PROBLEM TO WORK ON:
Copy out every line in which the string "name" occurs.
## Start DATASET RECORDS
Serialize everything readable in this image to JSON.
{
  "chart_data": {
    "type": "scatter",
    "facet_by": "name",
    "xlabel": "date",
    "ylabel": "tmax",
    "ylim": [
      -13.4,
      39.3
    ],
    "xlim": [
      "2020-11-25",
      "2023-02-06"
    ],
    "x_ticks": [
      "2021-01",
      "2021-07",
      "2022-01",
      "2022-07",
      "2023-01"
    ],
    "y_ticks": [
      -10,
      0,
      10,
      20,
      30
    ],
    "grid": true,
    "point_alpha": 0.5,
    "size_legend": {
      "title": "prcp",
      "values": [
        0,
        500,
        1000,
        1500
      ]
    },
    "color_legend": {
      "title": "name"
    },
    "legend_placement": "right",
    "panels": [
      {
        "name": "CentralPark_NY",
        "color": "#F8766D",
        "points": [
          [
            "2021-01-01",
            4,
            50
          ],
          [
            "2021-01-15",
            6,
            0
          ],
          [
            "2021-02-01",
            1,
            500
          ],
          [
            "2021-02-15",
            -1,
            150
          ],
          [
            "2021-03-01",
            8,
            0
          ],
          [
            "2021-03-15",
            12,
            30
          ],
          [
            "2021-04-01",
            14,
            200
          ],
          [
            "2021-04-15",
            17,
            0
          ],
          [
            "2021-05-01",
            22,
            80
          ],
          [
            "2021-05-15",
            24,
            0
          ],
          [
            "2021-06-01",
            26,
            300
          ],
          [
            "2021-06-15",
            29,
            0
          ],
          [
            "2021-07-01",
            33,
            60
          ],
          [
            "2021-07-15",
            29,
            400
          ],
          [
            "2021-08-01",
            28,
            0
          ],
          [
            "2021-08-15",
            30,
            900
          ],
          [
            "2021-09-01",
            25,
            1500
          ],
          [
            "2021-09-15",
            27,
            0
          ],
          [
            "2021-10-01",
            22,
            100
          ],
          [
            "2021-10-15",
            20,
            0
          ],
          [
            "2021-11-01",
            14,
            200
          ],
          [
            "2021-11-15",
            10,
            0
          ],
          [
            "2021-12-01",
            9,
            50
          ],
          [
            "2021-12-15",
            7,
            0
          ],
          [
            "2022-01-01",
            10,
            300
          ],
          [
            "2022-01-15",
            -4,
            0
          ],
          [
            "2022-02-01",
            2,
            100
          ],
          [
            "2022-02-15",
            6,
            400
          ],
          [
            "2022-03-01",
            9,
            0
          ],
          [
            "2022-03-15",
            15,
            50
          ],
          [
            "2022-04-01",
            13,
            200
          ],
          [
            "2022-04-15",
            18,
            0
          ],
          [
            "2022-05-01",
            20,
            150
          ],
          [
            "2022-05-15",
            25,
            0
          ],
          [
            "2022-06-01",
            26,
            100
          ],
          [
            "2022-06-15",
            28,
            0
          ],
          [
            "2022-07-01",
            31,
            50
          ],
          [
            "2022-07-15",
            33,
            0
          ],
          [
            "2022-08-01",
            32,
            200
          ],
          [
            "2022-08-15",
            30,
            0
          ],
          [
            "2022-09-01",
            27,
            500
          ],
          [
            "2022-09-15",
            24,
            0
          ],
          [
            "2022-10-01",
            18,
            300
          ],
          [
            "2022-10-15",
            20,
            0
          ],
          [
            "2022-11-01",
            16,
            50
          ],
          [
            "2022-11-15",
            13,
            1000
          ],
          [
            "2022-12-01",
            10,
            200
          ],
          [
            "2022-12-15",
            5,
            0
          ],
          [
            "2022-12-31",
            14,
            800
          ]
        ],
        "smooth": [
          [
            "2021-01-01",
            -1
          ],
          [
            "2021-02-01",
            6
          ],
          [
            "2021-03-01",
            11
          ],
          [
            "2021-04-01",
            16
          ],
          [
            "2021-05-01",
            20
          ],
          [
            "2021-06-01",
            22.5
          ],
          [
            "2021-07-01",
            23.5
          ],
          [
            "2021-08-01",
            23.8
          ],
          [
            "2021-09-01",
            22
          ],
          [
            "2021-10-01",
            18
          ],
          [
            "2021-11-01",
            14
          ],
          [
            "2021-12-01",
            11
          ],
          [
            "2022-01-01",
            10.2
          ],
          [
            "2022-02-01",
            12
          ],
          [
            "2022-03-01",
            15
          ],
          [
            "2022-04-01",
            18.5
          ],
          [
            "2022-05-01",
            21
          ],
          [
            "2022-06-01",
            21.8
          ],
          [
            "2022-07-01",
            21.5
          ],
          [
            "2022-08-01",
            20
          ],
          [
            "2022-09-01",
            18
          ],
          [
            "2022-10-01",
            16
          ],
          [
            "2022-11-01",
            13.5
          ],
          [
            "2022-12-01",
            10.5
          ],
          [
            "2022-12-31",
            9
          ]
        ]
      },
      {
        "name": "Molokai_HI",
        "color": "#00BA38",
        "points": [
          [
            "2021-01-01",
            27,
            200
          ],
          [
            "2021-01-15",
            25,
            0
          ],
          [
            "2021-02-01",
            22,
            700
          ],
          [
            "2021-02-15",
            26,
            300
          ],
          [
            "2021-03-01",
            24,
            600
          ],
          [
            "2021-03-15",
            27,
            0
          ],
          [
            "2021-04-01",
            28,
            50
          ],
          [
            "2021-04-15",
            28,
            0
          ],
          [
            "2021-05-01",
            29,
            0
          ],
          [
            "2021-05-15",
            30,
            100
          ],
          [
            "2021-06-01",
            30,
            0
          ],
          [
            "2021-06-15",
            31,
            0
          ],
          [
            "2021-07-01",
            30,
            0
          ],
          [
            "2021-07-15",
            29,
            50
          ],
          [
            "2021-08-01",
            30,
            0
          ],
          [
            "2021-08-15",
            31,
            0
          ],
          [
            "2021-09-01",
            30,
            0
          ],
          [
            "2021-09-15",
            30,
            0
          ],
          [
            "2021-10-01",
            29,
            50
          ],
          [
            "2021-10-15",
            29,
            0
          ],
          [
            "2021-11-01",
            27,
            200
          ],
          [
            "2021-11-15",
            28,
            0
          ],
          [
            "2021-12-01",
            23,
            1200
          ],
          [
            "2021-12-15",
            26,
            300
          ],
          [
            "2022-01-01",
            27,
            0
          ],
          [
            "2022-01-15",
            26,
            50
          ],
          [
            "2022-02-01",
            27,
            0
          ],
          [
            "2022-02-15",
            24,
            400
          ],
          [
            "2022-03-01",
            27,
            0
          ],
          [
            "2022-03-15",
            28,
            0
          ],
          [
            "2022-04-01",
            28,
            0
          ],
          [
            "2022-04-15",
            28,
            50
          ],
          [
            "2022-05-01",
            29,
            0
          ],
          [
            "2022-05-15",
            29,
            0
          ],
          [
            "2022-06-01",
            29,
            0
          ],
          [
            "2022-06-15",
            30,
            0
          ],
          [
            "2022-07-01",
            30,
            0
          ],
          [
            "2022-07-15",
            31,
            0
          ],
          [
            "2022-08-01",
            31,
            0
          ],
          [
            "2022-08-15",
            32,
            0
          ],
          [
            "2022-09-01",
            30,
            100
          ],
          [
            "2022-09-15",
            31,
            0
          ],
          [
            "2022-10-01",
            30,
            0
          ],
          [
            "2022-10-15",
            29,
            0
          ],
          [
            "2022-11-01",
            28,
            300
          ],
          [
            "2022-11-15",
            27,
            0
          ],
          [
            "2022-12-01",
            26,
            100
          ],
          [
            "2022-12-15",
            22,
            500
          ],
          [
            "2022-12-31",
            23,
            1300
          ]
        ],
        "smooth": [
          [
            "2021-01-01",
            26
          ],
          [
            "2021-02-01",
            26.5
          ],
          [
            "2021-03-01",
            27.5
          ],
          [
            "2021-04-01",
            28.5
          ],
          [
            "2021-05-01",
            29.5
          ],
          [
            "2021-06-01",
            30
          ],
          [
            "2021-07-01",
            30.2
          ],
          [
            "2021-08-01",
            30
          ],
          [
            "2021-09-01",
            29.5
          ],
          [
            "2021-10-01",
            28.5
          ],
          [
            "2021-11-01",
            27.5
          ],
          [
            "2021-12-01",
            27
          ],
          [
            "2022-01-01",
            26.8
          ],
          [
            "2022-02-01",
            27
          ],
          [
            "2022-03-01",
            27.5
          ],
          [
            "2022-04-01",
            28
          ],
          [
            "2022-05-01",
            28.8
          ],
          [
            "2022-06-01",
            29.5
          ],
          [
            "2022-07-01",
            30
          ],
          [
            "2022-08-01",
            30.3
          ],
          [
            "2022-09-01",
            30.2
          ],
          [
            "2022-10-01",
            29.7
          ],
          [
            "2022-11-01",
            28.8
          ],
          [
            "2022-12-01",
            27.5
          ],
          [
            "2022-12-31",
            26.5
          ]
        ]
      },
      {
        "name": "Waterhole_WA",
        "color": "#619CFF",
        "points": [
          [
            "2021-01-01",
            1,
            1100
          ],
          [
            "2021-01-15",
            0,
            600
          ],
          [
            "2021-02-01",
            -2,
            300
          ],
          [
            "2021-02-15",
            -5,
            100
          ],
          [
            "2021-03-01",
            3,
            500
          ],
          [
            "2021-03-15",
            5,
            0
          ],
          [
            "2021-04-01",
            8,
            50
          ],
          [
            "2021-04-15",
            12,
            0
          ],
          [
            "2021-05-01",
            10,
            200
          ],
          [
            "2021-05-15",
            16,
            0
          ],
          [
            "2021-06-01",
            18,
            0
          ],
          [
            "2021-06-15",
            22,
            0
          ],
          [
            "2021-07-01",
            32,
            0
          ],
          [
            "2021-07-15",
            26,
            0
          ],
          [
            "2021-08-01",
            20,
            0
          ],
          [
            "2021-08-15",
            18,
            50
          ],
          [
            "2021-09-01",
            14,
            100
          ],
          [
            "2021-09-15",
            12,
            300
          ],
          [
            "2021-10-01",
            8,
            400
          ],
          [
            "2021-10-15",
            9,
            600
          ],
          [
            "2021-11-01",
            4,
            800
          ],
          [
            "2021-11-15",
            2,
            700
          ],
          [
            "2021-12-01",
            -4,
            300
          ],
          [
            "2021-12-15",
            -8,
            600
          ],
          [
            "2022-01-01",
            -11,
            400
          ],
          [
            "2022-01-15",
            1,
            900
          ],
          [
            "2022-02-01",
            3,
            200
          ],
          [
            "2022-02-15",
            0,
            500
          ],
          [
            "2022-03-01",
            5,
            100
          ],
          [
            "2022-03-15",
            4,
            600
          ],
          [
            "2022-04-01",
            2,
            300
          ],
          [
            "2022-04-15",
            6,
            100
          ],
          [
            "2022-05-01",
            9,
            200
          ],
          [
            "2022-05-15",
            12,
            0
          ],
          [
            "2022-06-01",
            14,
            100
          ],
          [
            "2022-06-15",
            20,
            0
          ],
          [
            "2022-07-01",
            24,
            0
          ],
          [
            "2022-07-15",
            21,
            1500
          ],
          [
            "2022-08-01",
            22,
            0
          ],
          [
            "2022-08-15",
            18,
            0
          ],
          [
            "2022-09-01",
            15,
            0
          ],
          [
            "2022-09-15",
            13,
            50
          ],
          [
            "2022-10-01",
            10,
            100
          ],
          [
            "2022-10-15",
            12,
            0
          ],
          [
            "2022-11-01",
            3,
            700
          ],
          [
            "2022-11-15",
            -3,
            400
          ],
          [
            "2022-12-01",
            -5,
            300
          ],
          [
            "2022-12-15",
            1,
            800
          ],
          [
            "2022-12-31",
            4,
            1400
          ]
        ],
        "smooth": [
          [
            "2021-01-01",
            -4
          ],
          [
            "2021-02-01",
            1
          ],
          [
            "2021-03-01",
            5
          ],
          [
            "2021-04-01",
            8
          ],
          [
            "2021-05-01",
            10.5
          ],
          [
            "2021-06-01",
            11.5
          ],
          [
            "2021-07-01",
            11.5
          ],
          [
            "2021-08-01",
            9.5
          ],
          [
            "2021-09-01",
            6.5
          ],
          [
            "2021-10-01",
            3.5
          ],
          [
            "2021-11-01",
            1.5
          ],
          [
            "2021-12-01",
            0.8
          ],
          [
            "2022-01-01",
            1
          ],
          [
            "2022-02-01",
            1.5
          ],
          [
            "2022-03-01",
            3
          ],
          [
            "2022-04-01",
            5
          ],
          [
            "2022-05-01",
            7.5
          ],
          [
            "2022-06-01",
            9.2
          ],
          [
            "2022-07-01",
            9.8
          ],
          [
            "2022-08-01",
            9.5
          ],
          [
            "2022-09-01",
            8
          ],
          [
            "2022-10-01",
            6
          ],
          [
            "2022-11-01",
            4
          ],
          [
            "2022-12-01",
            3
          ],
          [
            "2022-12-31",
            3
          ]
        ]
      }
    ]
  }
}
## End DATASET RECORDS
IN RESPONSE:
    "facet_by": "name",
      "title": "name"
        "name": "CentralPark_NY",
        "name": "Molokai_HI",
        "name": "Waterhole_WA",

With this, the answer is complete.